-- Start of DATA ENTRIES --

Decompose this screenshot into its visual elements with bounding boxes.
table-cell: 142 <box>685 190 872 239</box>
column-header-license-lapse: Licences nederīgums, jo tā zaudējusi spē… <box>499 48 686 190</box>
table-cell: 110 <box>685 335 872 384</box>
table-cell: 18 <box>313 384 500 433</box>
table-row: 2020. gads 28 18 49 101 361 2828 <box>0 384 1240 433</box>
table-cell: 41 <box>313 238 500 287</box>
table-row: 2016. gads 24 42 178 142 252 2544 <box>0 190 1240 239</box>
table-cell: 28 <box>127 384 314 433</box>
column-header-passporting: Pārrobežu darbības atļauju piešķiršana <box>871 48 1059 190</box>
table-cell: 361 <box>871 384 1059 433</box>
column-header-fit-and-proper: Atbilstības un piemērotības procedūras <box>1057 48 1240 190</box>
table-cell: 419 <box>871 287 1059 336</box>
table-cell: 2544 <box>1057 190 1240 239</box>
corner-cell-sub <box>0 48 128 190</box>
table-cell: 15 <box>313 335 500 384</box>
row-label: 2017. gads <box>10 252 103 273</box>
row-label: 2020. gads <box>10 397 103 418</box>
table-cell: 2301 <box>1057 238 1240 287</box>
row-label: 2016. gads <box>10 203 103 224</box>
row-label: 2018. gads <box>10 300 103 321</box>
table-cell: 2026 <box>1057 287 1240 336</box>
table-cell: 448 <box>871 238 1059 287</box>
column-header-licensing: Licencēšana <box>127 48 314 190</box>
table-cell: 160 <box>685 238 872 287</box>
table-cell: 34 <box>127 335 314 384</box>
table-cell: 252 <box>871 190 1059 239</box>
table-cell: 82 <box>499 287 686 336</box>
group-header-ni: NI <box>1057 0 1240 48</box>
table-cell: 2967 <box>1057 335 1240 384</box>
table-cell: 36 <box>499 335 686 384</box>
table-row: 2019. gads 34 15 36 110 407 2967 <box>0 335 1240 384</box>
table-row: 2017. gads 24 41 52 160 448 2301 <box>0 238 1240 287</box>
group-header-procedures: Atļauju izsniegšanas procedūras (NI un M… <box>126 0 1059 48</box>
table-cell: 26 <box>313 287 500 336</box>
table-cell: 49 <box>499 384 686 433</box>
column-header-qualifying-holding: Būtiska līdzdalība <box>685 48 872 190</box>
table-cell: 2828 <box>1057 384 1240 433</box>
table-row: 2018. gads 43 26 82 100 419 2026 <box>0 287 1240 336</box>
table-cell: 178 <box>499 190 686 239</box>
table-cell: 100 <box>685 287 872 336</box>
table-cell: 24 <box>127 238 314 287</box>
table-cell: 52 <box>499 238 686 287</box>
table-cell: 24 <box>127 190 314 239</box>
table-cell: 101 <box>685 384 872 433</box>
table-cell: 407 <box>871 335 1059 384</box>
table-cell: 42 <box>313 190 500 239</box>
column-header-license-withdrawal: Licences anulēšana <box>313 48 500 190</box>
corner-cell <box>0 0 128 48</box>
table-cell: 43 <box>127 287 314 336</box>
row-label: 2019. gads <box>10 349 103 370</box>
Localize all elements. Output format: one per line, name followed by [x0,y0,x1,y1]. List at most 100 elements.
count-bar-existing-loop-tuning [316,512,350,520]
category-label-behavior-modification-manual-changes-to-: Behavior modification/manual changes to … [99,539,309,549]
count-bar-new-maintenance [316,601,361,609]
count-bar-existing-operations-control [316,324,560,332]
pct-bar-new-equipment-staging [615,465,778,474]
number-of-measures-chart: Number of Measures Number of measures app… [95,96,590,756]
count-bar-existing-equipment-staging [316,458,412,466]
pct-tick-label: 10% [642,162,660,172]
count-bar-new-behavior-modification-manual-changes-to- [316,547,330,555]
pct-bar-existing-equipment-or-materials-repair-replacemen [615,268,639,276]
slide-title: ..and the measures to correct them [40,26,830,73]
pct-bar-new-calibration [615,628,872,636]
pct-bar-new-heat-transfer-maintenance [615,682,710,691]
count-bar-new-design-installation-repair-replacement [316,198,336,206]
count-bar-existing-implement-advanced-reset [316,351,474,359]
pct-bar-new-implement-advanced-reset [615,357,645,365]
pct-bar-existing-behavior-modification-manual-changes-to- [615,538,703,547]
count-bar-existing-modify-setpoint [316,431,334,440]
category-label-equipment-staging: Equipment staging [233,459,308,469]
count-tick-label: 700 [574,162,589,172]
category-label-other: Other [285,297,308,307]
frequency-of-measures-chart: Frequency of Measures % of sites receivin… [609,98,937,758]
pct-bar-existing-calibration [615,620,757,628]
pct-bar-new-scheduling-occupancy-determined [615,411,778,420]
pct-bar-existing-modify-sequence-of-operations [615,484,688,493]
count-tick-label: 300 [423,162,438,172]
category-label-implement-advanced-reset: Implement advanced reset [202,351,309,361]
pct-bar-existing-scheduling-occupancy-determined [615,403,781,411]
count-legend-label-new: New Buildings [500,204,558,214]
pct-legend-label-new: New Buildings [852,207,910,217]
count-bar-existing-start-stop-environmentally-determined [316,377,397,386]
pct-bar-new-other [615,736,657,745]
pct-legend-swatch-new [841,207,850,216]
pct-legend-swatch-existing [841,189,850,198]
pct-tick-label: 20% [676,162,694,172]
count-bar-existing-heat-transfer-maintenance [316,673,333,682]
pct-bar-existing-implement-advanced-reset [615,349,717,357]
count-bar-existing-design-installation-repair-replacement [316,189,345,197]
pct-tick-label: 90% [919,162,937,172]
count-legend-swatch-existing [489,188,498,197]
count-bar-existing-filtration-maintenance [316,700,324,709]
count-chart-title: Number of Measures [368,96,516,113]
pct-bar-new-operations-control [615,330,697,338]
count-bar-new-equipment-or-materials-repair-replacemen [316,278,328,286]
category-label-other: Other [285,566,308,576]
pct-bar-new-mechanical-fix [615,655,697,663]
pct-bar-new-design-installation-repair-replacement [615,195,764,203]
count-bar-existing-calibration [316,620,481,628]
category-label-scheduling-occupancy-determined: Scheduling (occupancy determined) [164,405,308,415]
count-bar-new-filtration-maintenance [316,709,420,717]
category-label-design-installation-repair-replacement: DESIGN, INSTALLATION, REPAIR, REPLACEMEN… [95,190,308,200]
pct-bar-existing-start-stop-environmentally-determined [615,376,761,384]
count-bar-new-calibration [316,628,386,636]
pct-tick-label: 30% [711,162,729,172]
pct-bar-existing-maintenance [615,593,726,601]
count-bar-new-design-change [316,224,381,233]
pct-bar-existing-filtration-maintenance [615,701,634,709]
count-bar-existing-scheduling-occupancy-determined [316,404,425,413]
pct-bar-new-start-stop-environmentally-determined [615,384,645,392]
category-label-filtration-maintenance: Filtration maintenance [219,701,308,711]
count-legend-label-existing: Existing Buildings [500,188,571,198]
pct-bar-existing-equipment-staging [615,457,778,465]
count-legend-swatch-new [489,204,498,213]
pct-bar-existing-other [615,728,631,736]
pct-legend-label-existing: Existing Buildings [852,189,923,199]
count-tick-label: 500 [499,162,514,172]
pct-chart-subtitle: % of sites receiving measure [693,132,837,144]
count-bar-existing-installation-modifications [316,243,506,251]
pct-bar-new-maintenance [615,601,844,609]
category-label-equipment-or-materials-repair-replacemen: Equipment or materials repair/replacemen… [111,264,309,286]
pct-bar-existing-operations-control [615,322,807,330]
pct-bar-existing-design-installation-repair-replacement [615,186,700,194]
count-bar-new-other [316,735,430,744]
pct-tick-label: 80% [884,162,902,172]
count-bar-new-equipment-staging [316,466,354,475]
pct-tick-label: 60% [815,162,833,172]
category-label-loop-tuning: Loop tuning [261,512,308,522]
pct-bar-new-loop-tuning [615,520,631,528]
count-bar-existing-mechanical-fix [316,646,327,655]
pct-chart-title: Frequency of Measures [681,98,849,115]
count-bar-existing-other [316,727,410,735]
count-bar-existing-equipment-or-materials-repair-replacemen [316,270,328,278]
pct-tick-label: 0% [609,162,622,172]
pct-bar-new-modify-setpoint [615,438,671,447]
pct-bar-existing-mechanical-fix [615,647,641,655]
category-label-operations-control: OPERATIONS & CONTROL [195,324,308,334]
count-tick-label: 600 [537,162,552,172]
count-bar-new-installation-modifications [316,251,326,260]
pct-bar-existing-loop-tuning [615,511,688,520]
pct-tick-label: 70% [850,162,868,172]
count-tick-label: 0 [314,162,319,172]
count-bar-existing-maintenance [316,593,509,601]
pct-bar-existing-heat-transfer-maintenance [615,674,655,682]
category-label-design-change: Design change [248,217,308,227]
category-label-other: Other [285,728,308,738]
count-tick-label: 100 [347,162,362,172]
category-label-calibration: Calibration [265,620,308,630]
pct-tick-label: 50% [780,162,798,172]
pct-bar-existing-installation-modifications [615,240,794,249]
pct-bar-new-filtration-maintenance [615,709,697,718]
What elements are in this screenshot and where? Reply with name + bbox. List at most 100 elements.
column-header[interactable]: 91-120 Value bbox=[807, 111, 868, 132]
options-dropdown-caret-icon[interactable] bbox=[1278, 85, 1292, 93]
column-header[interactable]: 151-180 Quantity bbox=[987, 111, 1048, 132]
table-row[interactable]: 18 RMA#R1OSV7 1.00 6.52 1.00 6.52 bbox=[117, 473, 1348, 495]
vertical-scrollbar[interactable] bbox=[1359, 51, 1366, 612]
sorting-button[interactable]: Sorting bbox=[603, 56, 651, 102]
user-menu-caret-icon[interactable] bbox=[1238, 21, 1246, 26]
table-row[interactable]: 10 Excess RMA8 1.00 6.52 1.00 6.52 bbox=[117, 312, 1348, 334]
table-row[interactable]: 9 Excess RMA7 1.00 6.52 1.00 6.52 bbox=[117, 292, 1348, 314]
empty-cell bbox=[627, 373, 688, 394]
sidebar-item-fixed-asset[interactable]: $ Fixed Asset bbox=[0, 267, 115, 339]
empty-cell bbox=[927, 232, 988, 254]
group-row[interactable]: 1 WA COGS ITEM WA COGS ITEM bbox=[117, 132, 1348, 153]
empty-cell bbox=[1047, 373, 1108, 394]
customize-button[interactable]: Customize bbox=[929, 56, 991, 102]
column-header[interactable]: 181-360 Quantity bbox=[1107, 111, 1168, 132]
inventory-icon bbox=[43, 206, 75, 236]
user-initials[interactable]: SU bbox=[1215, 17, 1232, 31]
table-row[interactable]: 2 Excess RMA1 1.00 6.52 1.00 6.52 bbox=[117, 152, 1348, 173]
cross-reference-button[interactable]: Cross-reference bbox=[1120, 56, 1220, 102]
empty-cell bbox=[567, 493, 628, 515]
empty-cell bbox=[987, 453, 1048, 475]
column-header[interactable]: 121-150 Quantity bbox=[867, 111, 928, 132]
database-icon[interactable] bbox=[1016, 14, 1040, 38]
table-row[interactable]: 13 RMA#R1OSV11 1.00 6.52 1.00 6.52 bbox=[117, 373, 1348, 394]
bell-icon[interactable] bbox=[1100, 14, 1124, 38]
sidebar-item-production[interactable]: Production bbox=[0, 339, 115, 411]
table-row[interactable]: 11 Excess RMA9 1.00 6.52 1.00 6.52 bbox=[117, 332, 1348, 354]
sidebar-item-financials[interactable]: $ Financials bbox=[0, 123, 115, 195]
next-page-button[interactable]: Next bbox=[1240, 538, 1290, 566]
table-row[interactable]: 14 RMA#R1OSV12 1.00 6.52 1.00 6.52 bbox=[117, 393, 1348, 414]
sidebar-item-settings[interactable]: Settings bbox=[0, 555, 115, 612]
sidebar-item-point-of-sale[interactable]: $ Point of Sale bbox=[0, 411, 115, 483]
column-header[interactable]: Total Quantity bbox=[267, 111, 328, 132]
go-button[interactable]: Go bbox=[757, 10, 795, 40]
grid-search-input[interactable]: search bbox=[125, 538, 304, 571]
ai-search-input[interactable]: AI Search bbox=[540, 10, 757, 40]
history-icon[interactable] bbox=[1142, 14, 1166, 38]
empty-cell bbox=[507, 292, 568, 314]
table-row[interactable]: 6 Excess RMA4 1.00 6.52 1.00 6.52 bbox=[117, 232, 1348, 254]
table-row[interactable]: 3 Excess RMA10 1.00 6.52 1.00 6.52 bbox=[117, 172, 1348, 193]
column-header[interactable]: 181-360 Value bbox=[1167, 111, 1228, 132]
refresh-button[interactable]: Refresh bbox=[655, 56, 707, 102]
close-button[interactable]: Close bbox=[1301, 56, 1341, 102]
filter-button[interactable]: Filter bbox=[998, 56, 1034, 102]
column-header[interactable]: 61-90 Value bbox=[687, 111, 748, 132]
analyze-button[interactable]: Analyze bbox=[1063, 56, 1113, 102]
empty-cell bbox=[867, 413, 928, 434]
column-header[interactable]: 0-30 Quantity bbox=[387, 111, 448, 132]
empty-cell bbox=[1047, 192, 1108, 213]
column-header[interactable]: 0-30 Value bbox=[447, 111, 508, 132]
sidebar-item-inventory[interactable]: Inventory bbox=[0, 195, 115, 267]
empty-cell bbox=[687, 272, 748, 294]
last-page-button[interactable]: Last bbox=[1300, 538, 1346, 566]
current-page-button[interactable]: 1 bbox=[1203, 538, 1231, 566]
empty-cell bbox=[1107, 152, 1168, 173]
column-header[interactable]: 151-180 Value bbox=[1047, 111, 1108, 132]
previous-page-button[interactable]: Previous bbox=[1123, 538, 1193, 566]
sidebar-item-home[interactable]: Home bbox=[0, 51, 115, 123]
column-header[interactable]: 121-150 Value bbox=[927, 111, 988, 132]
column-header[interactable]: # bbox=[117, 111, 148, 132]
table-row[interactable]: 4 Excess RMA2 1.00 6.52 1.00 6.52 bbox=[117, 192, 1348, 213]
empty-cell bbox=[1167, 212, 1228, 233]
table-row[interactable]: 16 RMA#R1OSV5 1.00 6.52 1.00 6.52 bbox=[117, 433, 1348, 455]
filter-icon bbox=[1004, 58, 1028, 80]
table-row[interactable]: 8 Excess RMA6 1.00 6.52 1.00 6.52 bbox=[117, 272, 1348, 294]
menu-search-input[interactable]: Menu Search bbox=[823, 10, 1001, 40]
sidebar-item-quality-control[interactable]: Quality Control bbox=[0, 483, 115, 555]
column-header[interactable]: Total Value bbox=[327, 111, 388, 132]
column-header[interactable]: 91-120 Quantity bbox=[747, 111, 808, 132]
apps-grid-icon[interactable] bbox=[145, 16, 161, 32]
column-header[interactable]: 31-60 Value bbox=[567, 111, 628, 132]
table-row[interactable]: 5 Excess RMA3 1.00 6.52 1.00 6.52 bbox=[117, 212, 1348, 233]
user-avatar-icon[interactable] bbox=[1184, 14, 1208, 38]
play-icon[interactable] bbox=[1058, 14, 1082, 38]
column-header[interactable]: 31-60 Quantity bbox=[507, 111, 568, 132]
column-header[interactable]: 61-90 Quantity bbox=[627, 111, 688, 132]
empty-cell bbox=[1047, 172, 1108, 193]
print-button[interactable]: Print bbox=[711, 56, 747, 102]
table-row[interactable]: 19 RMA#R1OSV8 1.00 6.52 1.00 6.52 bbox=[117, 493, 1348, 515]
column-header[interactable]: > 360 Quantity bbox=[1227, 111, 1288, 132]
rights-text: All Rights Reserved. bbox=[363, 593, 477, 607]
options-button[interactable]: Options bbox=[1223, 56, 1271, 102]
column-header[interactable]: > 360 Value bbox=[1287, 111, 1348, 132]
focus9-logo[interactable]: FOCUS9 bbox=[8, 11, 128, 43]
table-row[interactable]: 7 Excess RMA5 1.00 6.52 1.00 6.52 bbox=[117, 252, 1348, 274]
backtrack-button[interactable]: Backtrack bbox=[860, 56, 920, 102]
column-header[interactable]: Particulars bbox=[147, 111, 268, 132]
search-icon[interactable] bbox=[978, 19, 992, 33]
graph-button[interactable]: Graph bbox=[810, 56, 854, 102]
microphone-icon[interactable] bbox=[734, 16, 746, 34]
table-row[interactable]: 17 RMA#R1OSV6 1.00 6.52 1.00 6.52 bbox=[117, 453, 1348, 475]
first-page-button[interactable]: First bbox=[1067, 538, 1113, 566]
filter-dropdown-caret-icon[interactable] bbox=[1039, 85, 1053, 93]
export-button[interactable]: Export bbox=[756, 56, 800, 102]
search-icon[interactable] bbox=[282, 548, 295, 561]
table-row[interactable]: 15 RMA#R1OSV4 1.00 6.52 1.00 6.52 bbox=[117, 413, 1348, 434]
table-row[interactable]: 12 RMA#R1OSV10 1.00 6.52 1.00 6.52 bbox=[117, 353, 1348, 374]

-- End of DATA ENTRIES --

WHAT NEEDS TO BE DONE: Copy the data above word for word, from its first line through the line containing "table-row: 2020. gads", both included.

ANSWER TO THE PROBLEM:
Decompose this screenshot into its visual elements with bounding boxes.
table-cell: 142 <box>685 190 872 239</box>
column-header-license-lapse: Licences nederīgums, jo tā zaudējusi spē… <box>499 48 686 190</box>
table-cell: 110 <box>685 335 872 384</box>
table-cell: 18 <box>313 384 500 433</box>
table-row: 2020. gads 28 18 49 101 361 2828 <box>0 384 1240 433</box>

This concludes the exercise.